* _Task goal_: Write out all of the entries exactly as given.

===== Entries provided

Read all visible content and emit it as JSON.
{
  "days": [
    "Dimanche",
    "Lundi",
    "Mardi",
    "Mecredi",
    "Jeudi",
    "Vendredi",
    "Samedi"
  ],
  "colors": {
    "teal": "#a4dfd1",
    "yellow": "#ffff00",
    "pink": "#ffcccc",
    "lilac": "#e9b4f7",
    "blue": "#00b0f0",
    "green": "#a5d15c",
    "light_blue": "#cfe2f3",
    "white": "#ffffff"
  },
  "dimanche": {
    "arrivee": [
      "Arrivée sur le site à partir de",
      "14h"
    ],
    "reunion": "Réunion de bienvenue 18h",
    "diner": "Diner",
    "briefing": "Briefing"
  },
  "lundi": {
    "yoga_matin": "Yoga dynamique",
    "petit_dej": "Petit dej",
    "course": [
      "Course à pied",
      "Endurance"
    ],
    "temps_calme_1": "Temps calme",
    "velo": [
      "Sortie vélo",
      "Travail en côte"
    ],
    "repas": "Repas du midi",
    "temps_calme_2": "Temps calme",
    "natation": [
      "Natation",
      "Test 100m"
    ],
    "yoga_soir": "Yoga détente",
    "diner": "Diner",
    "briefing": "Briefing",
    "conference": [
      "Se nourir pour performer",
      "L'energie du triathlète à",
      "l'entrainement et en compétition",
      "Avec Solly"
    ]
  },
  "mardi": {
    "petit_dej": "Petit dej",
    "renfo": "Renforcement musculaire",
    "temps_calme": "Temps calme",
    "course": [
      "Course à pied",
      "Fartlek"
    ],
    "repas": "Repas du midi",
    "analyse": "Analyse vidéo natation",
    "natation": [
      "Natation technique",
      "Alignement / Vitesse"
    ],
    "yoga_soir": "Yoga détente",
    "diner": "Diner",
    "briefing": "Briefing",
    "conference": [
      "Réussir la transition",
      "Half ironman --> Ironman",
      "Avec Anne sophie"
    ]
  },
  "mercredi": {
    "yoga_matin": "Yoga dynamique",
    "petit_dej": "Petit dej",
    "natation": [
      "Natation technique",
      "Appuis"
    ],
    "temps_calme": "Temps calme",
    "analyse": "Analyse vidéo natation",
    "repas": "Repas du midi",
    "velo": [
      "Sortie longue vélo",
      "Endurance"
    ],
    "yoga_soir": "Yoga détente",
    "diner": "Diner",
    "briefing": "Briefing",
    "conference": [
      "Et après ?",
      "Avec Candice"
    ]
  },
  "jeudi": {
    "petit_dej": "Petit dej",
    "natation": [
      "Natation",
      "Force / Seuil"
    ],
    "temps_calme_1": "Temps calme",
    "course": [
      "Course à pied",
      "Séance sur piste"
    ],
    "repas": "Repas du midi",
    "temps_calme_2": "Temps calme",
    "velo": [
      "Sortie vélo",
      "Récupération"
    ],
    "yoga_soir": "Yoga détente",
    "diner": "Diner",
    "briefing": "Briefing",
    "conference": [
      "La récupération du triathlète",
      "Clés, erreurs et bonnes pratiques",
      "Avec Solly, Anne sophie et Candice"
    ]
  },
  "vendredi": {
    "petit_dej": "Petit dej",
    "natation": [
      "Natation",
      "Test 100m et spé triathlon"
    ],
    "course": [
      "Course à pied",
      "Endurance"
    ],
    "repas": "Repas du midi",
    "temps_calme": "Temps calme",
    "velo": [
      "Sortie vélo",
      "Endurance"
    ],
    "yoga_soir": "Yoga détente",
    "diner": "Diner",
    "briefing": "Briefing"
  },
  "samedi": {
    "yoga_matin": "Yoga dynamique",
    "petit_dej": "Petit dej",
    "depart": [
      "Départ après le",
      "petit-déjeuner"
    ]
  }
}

==========

* _Problem solution_:
Read all visible content and emit it as JSON.
{
  "days": [
    "Dimanche",
    "Lundi",
    "Mardi",
    "Mecredi",
    "Jeudi",
    "Vendredi",
    "Samedi"
  ],
  "colors": {
    "teal": "#a4dfd1",
    "yellow": "#ffff00",
    "pink": "#ffcccc",
    "lilac": "#e9b4f7",
    "blue": "#00b0f0",
    "green": "#a5d15c",
    "light_blue": "#cfe2f3",
    "white": "#ffffff"
  },
  "dimanche": {
    "arrivee": [
      "Arrivée sur le site à partir de",
      "14h"
    ],
    "reunion": "Réunion de bienvenue 18h",
    "diner": "Diner",
    "briefing": "Briefing"
  },
  "lundi": {
    "yoga_matin": "Yoga dynamique",
    "petit_dej": "Petit dej",
    "course": [
      "Course à pied",
      "Endurance"
    ],
    "temps_calme_1": "Temps calme",
    "velo": [
      "Sortie vélo",
      "Travail en côte"
    ],
    "repas": "Repas du midi",
    "temps_calme_2": "Temps calme",
    "natation": [
      "Natation",
      "Test 100m"
    ],
    "yoga_soir": "Yoga détente",
    "diner": "Diner",
    "briefing": "Briefing",
    "conference": [
      "Se nourir pour performer",
      "L'energie du triathlète à",
      "l'entrainement et en compétition",
      "Avec Solly"
    ]
  },
  "mardi": {
    "petit_dej": "Petit dej",
    "renfo": "Renforcement musculaire",
    "temps_calme": "Temps calme",
    "course": [
      "Course à pied",
      "Fartlek"
    ],
    "repas": "Repas du midi",
    "analyse": "Analyse vidéo natation",
    "natation": [
      "Natation technique",
      "Alignement / Vitesse"
    ],
    "yoga_soir": "Yoga détente",
    "diner": "Diner",
    "briefing": "Briefing",
    "conference": [
      "Réussir la transition",
      "Half ironman --> Ironman",
      "Avec Anne sophie"
    ]
  },
  "mercredi": {
    "yoga_matin": "Yoga dynamique",
    "petit_dej": "Petit dej",
    "natation": [
      "Natation technique",
      "Appuis"
    ],
    "temps_calme": "Temps calme",
    "analyse": "Analyse vidéo natation",
    "repas": "Repas du midi",
    "velo": [
      "Sortie longue vélo",
      "Endurance"
    ],
    "yoga_soir": "Yoga détente",
    "diner": "Diner",
    "briefing": "Briefing",
    "conference": [
      "Et après ?",
      "Avec Candice"
    ]
  },
  "jeudi": {
    "petit_dej": "Petit dej",
    "natation": [
      "Natation",
      "Force / Seuil"
    ],
    "temps_calme_1": "Temps calme",
    "course": [
      "Course à pied",
      "Séance sur piste"
    ],
    "repas": "Repas du midi",
    "temps_calme_2": "Temps calme",
    "velo": [
      "Sortie vélo",
      "Récupération"
    ],
    "yoga_soir": "Yoga détente",
    "diner": "Diner",
    "briefing": "Briefing",
    "conference": [
      "La récupération du triathlète",
      "Clés, erreurs et bonnes pratiques",
      "Avec Solly, Anne sophie et Candice"
    ]
  },
  "vendredi": {
    "petit_dej": "Petit dej",
    "natation": [
      "Natation",
      "Test 100m et spé triathlon"
    ],
    "course": [
      "Course à pied",
      "Endurance"
    ],
    "repas": "Repas du midi",
    "temps_calme": "Temps calme",
    "velo": [
      "Sortie vélo",
      "Endurance"
    ],
    "yoga_soir": "Yoga détente",
    "diner": "Diner",
    "briefing": "Briefing"
  },
  "samedi": {
    "yoga_matin": "Yoga dynamique",
    "petit_dej": "Petit dej",
    "depart": [
      "Départ après le",
      "petit-déjeuner"
    ]
  }
}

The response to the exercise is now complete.